-- Start --

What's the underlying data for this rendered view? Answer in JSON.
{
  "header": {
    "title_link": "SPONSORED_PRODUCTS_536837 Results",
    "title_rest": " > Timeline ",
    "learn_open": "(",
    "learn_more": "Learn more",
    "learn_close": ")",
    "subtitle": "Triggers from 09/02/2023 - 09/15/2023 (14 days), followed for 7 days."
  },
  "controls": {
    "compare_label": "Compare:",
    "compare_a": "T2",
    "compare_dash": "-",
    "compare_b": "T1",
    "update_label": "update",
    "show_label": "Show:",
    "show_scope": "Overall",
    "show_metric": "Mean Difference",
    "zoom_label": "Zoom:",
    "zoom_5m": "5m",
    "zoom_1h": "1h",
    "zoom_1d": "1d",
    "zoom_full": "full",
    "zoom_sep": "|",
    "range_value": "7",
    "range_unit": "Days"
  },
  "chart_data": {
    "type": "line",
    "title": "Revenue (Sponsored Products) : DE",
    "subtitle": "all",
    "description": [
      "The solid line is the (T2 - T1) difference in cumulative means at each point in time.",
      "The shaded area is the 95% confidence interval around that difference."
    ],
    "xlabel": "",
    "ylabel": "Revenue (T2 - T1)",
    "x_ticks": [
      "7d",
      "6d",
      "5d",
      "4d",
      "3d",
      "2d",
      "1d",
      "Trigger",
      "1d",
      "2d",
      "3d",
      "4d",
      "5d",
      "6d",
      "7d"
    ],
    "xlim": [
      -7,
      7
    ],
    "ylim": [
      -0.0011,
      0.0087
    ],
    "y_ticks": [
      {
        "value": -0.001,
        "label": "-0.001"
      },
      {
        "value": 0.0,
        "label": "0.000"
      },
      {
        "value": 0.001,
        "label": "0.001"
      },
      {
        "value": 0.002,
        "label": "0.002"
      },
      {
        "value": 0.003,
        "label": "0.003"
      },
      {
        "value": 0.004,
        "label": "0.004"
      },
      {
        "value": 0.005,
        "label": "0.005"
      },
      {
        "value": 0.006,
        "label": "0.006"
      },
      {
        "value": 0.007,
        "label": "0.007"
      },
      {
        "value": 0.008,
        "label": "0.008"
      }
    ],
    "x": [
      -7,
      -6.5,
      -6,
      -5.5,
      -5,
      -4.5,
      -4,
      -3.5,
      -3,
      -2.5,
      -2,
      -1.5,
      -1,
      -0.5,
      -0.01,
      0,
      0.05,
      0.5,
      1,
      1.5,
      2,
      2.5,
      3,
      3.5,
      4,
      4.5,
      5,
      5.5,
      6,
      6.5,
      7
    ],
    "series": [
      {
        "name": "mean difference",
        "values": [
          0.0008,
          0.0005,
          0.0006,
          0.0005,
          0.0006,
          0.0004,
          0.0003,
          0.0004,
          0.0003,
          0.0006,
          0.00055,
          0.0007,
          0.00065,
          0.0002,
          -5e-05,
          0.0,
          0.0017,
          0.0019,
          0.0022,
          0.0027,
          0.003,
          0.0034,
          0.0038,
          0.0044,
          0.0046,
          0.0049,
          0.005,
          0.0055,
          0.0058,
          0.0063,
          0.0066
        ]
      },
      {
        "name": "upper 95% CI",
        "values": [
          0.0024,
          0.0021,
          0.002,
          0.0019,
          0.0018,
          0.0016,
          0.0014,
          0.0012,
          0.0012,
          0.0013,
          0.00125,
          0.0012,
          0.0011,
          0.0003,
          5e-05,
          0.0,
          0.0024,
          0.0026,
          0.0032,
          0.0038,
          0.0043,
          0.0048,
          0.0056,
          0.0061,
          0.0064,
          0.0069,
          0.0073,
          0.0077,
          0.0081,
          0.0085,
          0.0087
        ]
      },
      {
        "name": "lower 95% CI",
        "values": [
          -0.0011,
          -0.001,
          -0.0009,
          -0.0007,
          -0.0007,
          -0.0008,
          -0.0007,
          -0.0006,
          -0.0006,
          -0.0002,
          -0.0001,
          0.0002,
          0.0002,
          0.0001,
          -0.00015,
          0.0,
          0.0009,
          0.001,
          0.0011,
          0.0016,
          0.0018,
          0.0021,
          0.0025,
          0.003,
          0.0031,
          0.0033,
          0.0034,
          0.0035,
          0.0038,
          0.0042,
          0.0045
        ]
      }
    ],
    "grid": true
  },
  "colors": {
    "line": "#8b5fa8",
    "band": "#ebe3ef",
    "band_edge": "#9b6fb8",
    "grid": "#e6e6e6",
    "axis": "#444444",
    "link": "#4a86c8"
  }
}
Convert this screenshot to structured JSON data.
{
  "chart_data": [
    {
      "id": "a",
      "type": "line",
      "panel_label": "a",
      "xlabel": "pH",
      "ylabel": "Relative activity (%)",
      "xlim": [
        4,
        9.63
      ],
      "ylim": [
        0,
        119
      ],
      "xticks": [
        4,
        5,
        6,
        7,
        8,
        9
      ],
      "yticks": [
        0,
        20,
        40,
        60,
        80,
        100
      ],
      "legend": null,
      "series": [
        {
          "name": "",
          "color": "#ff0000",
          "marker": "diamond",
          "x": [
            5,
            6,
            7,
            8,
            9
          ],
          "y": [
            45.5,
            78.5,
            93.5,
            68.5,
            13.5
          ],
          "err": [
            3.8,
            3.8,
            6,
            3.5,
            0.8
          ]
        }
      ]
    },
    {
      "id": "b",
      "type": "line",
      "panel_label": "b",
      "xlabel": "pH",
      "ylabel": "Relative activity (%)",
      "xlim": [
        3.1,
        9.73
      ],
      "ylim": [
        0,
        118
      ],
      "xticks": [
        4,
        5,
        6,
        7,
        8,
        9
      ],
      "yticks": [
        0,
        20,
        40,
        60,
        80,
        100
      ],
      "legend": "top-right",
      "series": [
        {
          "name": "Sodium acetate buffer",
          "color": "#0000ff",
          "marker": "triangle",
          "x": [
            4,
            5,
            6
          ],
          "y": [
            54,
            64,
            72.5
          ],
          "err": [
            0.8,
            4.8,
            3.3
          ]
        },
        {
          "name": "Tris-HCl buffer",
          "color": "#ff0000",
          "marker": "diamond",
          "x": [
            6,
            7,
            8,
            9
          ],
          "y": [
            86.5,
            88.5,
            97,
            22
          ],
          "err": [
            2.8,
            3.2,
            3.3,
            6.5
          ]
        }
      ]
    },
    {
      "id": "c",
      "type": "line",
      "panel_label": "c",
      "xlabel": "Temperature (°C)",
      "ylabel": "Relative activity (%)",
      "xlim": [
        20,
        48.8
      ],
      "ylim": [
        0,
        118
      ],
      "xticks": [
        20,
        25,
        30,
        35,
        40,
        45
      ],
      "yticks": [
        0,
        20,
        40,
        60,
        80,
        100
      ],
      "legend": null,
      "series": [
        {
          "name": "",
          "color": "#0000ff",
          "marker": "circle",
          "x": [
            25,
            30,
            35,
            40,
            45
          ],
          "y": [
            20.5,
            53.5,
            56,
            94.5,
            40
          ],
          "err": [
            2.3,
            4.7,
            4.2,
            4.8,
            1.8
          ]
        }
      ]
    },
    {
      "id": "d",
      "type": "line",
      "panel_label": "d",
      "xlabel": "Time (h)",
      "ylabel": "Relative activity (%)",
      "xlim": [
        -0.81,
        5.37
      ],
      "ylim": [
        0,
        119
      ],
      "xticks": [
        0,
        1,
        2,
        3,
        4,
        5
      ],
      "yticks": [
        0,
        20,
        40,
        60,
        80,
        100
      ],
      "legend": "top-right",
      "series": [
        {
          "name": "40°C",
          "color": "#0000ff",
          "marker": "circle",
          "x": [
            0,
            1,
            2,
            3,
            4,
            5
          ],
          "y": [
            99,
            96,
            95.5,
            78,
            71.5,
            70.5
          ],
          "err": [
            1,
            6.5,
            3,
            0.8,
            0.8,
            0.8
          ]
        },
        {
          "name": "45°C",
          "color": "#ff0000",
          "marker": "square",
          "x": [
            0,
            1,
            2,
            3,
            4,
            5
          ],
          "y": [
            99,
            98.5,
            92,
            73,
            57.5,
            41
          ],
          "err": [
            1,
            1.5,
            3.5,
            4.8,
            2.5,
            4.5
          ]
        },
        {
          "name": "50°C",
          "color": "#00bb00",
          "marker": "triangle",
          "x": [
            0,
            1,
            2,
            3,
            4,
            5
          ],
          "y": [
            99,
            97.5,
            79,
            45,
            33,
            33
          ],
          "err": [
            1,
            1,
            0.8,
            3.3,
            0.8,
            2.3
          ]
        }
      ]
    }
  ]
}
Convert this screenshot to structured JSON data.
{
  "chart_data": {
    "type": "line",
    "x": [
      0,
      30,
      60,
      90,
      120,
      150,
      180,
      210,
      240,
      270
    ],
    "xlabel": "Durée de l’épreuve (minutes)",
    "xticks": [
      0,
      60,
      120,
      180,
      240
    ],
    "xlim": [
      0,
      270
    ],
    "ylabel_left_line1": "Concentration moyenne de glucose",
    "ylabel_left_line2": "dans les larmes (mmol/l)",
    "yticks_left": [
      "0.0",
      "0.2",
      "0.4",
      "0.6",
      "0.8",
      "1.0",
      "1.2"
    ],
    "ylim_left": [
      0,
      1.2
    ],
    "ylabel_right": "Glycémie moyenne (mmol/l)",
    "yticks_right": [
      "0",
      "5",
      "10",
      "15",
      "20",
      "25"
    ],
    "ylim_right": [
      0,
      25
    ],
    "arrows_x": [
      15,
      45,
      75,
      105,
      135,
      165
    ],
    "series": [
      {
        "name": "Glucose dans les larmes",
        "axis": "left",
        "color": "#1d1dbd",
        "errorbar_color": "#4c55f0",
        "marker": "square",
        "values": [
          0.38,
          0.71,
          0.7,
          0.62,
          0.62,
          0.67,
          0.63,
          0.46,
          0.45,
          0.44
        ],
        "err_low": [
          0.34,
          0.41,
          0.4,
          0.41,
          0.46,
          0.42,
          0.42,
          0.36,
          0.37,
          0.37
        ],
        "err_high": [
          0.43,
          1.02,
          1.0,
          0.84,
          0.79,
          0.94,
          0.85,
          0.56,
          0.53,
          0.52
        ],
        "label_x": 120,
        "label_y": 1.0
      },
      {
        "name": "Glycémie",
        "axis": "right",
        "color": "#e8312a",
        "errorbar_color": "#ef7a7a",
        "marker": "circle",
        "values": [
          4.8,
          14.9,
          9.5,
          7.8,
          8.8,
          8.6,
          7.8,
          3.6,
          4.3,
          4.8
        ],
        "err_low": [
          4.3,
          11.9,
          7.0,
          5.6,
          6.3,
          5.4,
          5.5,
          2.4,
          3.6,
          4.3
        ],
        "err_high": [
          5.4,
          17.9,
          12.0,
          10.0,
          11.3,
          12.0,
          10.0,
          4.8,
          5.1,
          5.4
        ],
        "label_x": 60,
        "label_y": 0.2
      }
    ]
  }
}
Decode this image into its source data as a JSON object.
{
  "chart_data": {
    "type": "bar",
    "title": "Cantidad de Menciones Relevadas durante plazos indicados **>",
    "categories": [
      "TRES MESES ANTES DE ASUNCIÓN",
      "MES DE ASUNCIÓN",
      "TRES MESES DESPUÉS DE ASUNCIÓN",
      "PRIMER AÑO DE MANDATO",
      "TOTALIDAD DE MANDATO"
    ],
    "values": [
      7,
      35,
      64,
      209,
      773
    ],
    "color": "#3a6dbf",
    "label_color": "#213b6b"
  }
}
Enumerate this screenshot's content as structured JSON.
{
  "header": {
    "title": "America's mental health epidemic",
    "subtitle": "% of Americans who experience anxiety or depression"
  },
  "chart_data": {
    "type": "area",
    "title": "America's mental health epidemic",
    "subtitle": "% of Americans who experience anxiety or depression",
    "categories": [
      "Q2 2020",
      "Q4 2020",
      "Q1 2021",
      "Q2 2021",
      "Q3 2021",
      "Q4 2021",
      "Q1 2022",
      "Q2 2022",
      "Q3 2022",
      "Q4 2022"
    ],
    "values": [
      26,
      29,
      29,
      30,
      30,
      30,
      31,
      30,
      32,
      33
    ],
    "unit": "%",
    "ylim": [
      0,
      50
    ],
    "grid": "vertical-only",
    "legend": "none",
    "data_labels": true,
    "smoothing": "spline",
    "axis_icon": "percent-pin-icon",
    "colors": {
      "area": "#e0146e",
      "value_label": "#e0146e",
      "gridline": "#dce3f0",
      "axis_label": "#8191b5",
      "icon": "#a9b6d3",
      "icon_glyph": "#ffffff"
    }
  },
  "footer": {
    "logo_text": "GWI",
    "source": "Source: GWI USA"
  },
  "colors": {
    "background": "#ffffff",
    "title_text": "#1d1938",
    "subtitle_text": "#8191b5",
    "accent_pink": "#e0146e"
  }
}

-- End --

■ GIVEN REQUEST ■
Note how many lines of the material contain the string "JSON". Then report that number by itself.

■ ANSWER FOR THIS EXERCISE ■
5